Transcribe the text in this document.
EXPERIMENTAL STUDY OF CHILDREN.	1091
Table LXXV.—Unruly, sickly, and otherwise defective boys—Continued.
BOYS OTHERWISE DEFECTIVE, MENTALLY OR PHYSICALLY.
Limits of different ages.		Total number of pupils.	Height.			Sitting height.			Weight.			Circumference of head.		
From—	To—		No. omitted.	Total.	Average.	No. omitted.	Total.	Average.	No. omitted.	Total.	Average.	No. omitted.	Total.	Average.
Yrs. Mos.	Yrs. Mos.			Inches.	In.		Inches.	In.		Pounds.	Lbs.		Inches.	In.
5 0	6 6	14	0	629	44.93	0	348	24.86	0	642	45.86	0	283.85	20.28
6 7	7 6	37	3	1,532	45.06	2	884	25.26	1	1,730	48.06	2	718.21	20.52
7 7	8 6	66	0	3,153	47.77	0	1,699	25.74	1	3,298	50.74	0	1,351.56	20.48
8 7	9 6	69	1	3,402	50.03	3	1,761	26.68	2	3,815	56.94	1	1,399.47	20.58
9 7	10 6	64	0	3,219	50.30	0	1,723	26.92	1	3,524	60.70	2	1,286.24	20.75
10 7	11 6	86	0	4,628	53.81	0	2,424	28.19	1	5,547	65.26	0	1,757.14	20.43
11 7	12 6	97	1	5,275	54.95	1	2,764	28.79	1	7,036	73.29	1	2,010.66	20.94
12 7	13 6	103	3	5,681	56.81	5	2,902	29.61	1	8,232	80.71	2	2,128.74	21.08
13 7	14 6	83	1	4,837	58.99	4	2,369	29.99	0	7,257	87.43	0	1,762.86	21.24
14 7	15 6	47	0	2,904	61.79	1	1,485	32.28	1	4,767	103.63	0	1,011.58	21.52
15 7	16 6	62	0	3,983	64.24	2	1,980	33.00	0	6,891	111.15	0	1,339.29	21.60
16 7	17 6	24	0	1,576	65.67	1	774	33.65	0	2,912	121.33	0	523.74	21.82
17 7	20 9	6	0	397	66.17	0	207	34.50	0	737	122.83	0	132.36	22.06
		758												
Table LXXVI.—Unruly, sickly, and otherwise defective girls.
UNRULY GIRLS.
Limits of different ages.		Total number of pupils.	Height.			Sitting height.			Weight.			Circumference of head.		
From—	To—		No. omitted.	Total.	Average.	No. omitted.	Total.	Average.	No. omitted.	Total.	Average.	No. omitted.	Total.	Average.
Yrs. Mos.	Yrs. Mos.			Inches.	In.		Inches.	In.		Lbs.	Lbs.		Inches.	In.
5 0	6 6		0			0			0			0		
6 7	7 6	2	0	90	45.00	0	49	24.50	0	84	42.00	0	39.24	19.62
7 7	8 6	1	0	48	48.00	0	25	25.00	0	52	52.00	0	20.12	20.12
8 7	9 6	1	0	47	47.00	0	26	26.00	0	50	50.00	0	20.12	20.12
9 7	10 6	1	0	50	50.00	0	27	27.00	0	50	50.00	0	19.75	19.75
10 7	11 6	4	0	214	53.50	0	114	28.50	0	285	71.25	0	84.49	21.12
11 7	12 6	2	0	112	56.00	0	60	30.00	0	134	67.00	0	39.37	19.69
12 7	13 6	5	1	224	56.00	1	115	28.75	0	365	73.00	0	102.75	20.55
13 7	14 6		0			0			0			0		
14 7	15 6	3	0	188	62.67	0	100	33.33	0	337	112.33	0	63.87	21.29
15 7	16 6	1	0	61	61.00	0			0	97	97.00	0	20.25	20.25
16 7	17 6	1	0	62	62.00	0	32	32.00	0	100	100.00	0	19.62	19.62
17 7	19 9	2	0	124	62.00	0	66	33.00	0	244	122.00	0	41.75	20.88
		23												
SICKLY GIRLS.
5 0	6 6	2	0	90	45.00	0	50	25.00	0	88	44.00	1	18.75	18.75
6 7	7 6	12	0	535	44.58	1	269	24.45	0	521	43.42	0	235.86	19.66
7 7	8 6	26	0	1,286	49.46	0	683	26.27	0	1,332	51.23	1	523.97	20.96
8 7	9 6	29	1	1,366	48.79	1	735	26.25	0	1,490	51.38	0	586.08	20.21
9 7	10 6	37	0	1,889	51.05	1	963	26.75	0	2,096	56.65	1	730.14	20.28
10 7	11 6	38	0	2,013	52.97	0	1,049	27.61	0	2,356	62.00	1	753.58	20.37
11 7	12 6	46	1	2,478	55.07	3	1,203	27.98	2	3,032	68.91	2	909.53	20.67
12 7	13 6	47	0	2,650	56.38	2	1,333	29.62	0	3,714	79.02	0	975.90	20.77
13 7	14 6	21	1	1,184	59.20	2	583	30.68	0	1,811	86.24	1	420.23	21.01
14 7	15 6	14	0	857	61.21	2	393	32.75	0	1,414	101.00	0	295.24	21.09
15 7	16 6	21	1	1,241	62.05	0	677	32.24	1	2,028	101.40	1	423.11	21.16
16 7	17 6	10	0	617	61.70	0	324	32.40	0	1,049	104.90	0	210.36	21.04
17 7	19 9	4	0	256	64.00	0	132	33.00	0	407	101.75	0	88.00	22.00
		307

● Challenge
Each record must be repeated exactly as it is.

● Complete output
Transcribe the text in this document.
EXPERIMENTAL STUDY OF CHILDREN.	1091
Table LXXV.—Unruly, sickly, and otherwise defective boys—Continued.
BOYS OTHERWISE DEFECTIVE, MENTALLY OR PHYSICALLY.
Limits of different ages.		Total number of pupils.	Height.			Sitting height.			Weight.			Circumference of head.		
From—	To—		No. omitted.	Total.	Average.	No. omitted.	Total.	Average.	No. omitted.	Total.	Average.	No. omitted.	Total.	Average.
Yrs. Mos.	Yrs. Mos.			Inches.	In.		Inches.	In.		Pounds.	Lbs.		Inches.	In.
5 0	6 6	14	0	629	44.93	0	348	24.86	0	642	45.86	0	283.85	20.28
6 7	7 6	37	3	1,532	45.06	2	884	25.26	1	1,730	48.06	2	718.21	20.52
7 7	8 6	66	0	3,153	47.77	0	1,699	25.74	1	3,298	50.74	0	1,351.56	20.48
8 7	9 6	69	1	3,402	50.03	3	1,761	26.68	2	3,815	56.94	1	1,399.47	20.58
9 7	10 6	64	0	3,219	50.30	0	1,723	26.92	1	3,524	60.70	2	1,286.24	20.75
10 7	11 6	86	0	4,628	53.81	0	2,424	28.19	1	5,547	65.26	0	1,757.14	20.43
11 7	12 6	97	1	5,275	54.95	1	2,764	28.79	1	7,036	73.29	1	2,010.66	20.94
12 7	13 6	103	3	5,681	56.81	5	2,902	29.61	1	8,232	80.71	2	2,128.74	21.08
13 7	14 6	83	1	4,837	58.99	4	2,369	29.99	0	7,257	87.43	0	1,762.86	21.24
14 7	15 6	47	0	2,904	61.79	1	1,485	32.28	1	4,767	103.63	0	1,011.58	21.52
15 7	16 6	62	0	3,983	64.24	2	1,980	33.00	0	6,891	111.15	0	1,339.29	21.60
16 7	17 6	24	0	1,576	65.67	1	774	33.65	0	2,912	121.33	0	523.74	21.82
17 7	20 9	6	0	397	66.17	0	207	34.50	0	737	122.83	0	132.36	22.06
		758												
Table LXXVI.—Unruly, sickly, and otherwise defective girls.
UNRULY GIRLS.
Limits of different ages.		Total number of pupils.	Height.			Sitting height.			Weight.			Circumference of head.		
From—	To—		No. omitted.	Total.	Average.	No. omitted.	Total.	Average.	No. omitted.	Total.	Average.	No. omitted.	Total.	Average.
Yrs. Mos.	Yrs. Mos.			Inches.	In.		Inches.	In.		Lbs.	Lbs.		Inches.	In.
5 0	6 6		0			0			0			0		
6 7	7 6	2	0	90	45.00	0	49	24.50	0	84	42.00	0	39.24	19.62
7 7	8 6	1	0	48	48.00	0	25	25.00	0	52	52.00	0	20.12	20.12
8 7	9 6	1	0	47	47.00	0	26	26.00	0	50	50.00	0	20.12	20.12
9 7	10 6	1	0	50	50.00	0	27	27.00	0	50	50.00	0	19.75	19.75
10 7	11 6	4	0	214	53.50	0	114	28.50	0	285	71.25	0	84.49	21.12
11 7	12 6	2	0	112	56.00	0	60	30.00	0	134	67.00	0	39.37	19.69
12 7	13 6	5	1	224	56.00	1	115	28.75	0	365	73.00	0	102.75	20.55
13 7	14 6		0			0			0			0		
14 7	15 6	3	0	188	62.67	0	100	33.33	0	337	112.33	0	63.87	21.29
15 7	16 6	1	0	61	61.00	0			0	97	97.00	0	20.25	20.25
16 7	17 6	1	0	62	62.00	0	32	32.00	0	100	100.00	0	19.62	19.62
17 7	19 9	2	0	124	62.00	0	66	33.00	0	244	122.00	0	41.75	20.88
		23												
SICKLY GIRLS.
5 0	6 6	2	0	90	45.00	0	50	25.00	0	88	44.00	1	18.75	18.75
6 7	7 6	12	0	535	44.58	1	269	24.45	0	521	43.42	0	235.86	19.66
7 7	8 6	26	0	1,286	49.46	0	683	26.27	0	1,332	51.23	1	523.97	20.96
8 7	9 6	29	1	1,366	48.79	1	735	26.25	0	1,490	51.38	0	586.08	20.21
9 7	10 6	37	0	1,889	51.05	1	963	26.75	0	2,096	56.65	1	730.14	20.28
10 7	11 6	38	0	2,013	52.97	0	1,049	27.61	0	2,356	62.00	1	753.58	20.37
11 7	12 6	46	1	2,478	55.07	3	1,203	27.98	2	3,032	68.91	2	909.53	20.67
12 7	13 6	47	0	2,650	56.38	2	1,333	29.62	0	3,714	79.02	0	975.90	20.77
13 7	14 6	21	1	1,184	59.20	2	583	30.68	0	1,811	86.24	1	420.23	21.01
14 7	15 6	14	0	857	61.21	2	393	32.75	0	1,414	101.00	0	295.24	21.09
15 7	16 6	21	1	1,241	62.05	0	677	32.24	1	2,028	101.40	1	423.11	21.16
16 7	17 6	10	0	617	61.70	0	324	32.40	0	1,049	104.90	0	210.36	21.04
17 7	19 9	4	0	256	64.00	0	132	33.00	0	407	101.75	0	88.00	22.00
		307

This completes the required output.